◆ AVAILABLE DATA
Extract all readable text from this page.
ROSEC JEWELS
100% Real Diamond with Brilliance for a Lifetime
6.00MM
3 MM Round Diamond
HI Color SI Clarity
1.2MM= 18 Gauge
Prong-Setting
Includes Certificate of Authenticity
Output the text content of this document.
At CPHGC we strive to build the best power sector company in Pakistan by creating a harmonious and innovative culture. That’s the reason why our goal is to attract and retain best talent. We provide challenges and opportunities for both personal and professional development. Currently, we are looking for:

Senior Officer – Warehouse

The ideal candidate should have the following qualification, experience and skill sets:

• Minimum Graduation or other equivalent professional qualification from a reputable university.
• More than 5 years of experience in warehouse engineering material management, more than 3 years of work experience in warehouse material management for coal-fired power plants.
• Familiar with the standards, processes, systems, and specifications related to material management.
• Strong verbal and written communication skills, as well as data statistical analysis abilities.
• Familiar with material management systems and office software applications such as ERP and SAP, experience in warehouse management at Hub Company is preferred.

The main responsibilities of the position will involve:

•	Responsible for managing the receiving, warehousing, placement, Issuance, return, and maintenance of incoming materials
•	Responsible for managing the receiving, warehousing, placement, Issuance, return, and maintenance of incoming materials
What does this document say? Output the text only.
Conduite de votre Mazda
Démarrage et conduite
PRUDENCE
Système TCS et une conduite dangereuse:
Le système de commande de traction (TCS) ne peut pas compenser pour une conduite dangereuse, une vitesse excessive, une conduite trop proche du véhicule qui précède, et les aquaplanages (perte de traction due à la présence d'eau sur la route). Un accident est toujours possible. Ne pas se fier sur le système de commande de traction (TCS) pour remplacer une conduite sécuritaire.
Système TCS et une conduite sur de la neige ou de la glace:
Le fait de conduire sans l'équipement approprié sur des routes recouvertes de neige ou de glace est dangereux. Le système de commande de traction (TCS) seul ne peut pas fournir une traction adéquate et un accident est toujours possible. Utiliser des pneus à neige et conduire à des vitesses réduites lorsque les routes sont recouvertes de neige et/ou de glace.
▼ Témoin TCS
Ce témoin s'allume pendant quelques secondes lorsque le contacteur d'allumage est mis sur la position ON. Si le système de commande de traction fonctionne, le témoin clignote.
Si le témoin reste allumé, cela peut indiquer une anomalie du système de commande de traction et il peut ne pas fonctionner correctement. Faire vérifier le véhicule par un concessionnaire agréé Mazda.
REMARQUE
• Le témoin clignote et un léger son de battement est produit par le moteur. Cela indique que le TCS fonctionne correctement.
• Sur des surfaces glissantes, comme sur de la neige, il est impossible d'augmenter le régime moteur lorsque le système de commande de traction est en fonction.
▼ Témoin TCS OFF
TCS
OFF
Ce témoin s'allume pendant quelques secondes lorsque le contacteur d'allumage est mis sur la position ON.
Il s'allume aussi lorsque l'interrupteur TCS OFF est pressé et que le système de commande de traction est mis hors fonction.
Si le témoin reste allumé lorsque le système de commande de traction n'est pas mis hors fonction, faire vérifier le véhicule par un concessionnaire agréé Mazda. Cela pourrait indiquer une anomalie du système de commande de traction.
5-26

◆ WRITTEN EXERCISE
Write out all the records above again, exactly as they stand.

◆ TASK SOLUTION
Extract all readable text from this page.
ROSEC JEWELS
100% Real Diamond with Brilliance for a Lifetime
6.00MM
3 MM Round Diamond
HI Color SI Clarity
1.2MM= 18 Gauge
Prong-Setting
Includes Certificate of Authenticity
Output the text content of this document.
At CPHGC we strive to build the best power sector company in Pakistan by creating a harmonious and innovative culture. That’s the reason why our goal is to attract and retain best talent. We provide challenges and opportunities for both personal and professional development. Currently, we are looking for:

Senior Officer – Warehouse

The ideal candidate should have the following qualification, experience and skill sets:

• Minimum Graduation or other equivalent professional qualification from a reputable university.
• More than 5 years of experience in warehouse engineering material management, more than 3 years of work experience in warehouse material management for coal-fired power plants.
• Familiar with the standards, processes, systems, and specifications related to material management.
• Strong verbal and written communication skills, as well as data statistical analysis abilities.
• Familiar with material management systems and office software applications such as ERP and SAP, experience in warehouse management at Hub Company is preferred.

The main responsibilities of the position will involve:

•	Responsible for managing the receiving, warehousing, placement, Issuance, return, and maintenance of incoming materials
•	Responsible for managing the receiving, warehousing, placement, Issuance, return, and maintenance of incoming materials
What does this document say? Output the text only.
Conduite de votre Mazda
Démarrage et conduite
PRUDENCE
Système TCS et une conduite dangereuse:
Le système de commande de traction (TCS) ne peut pas compenser pour une conduite dangereuse, une vitesse excessive, une conduite trop proche du véhicule qui précède, et les aquaplanages (perte de traction due à la présence d'eau sur la route). Un accident est toujours possible. Ne pas se fier sur le système de commande de traction (TCS) pour remplacer une conduite sécuritaire.
Système TCS et une conduite sur de la neige ou de la glace:
Le fait de conduire sans l'équipement approprié sur des routes recouvertes de neige ou de glace est dangereux. Le système de commande de traction (TCS) seul ne peut pas fournir une traction adéquate et un accident est toujours possible. Utiliser des pneus à neige et conduire à des vitesses réduites lorsque les routes sont recouvertes de neige et/ou de glace.
▼ Témoin TCS
Ce témoin s'allume pendant quelques secondes lorsque le contacteur d'allumage est mis sur la position ON. Si le système de commande de traction fonctionne, le témoin clignote.
Si le témoin reste allumé, cela peut indiquer une anomalie du système de commande de traction et il peut ne pas fonctionner correctement. Faire vérifier le véhicule par un concessionnaire agréé Mazda.
REMARQUE
• Le témoin clignote et un léger son de battement est produit par le moteur. Cela indique que le TCS fonctionne correctement.
• Sur des surfaces glissantes, comme sur de la neige, il est impossible d'augmenter le régime moteur lorsque le système de commande de traction est en fonction.
▼ Témoin TCS OFF
TCS
OFF
Ce témoin s'allume pendant quelques secondes lorsque le contacteur d'allumage est mis sur la position ON.
Il s'allume aussi lorsque l'interrupteur TCS OFF est pressé et que le système de commande de traction est mis hors fonction.
Si le témoin reste allumé lorsque le système de commande de traction n'est pas mis hors fonction, faire vérifier le véhicule par un concessionnaire agréé Mazda. Cela pourrait indiquer une anomalie du système de commande de traction.
5-26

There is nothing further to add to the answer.